_EXTRACTED INFORMATION_
* Begin *

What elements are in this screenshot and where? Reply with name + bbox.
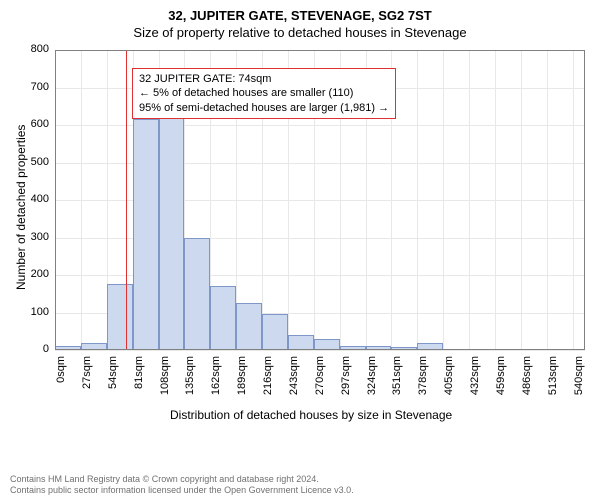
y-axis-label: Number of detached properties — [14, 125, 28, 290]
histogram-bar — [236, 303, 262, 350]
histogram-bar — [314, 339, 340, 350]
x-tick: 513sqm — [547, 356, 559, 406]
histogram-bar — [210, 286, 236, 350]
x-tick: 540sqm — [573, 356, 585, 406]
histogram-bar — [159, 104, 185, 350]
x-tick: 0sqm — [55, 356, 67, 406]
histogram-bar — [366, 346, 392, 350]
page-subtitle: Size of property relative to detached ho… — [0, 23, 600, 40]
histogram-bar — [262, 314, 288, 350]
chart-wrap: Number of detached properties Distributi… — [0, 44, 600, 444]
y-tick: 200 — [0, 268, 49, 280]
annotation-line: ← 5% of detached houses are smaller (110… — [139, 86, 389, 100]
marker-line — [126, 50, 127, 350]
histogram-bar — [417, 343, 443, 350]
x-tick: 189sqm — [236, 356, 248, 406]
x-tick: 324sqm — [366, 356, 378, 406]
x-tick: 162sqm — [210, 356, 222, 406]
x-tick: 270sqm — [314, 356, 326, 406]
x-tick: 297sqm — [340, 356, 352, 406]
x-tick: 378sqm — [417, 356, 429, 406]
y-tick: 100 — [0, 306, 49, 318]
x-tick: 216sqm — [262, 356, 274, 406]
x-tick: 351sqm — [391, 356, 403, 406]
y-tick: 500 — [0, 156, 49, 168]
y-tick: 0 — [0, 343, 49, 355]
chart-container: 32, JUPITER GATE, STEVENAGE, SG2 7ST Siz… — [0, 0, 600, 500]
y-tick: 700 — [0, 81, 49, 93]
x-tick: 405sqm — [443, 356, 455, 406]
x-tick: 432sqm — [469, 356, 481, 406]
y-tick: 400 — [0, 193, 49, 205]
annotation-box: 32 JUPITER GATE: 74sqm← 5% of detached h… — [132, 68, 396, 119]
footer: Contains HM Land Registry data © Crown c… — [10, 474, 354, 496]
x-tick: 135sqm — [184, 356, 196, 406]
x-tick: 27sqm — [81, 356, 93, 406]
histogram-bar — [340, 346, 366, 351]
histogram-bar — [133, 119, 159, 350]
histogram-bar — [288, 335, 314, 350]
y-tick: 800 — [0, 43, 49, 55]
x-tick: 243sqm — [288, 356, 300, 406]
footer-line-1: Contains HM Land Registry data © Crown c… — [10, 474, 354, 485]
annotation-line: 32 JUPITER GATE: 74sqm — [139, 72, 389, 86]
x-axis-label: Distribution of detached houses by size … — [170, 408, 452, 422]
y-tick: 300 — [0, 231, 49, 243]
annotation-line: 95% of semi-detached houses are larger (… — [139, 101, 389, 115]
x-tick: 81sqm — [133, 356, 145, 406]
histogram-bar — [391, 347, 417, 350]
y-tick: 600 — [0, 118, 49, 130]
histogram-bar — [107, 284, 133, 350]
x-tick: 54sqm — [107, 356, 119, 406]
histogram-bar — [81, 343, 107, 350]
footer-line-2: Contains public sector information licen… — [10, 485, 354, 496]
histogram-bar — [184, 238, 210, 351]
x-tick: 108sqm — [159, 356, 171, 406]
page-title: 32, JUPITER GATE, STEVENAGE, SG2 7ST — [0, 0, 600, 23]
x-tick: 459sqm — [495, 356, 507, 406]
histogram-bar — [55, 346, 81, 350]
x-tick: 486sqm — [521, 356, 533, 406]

* End *
* Begin *

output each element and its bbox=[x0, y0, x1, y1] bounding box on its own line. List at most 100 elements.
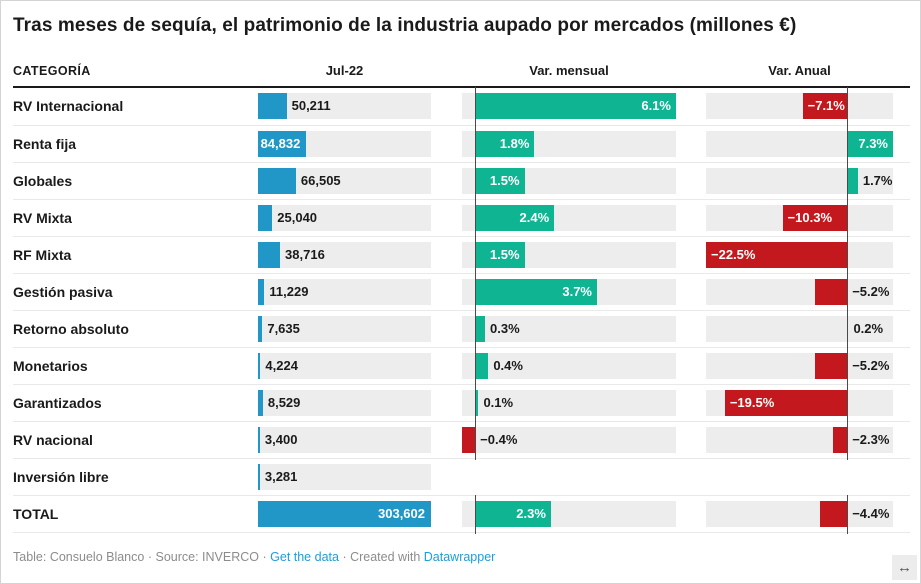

* End *

_DO THIS_
Set down the material in the stretch from the line containing "What elements are" through the line containing "x-tick: 351sqm — [391, 356, 403, 406]", reproducing each line verbatim. Omit the pictures from your answer.

_FINISHED EXERCISE_
What elements are in this screenshot and where? Reply with name + bbox.
y-axis-label: Number of detached properties — [14, 125, 28, 290]
histogram-bar — [236, 303, 262, 350]
histogram-bar — [314, 339, 340, 350]
x-tick: 513sqm — [547, 356, 559, 406]
histogram-bar — [210, 286, 236, 350]
x-tick: 540sqm — [573, 356, 585, 406]
histogram-bar — [159, 104, 185, 350]
x-tick: 0sqm — [55, 356, 67, 406]
histogram-bar — [366, 346, 392, 350]
page-subtitle: Size of property relative to detached ho… — [0, 23, 600, 40]
histogram-bar — [262, 314, 288, 350]
chart-wrap: Number of detached properties Distributi… — [0, 44, 600, 444]
y-tick: 200 — [0, 268, 49, 280]
annotation-line: ← 5% of detached houses are smaller (110… — [139, 86, 389, 100]
marker-line — [126, 50, 127, 350]
histogram-bar — [417, 343, 443, 350]
x-tick: 189sqm — [236, 356, 248, 406]
x-tick: 324sqm — [366, 356, 378, 406]
x-tick: 162sqm — [210, 356, 222, 406]
x-tick: 270sqm — [314, 356, 326, 406]
x-tick: 297sqm — [340, 356, 352, 406]
x-tick: 378sqm — [417, 356, 429, 406]
y-tick: 100 — [0, 306, 49, 318]
x-tick: 216sqm — [262, 356, 274, 406]
x-tick: 351sqm — [391, 356, 403, 406]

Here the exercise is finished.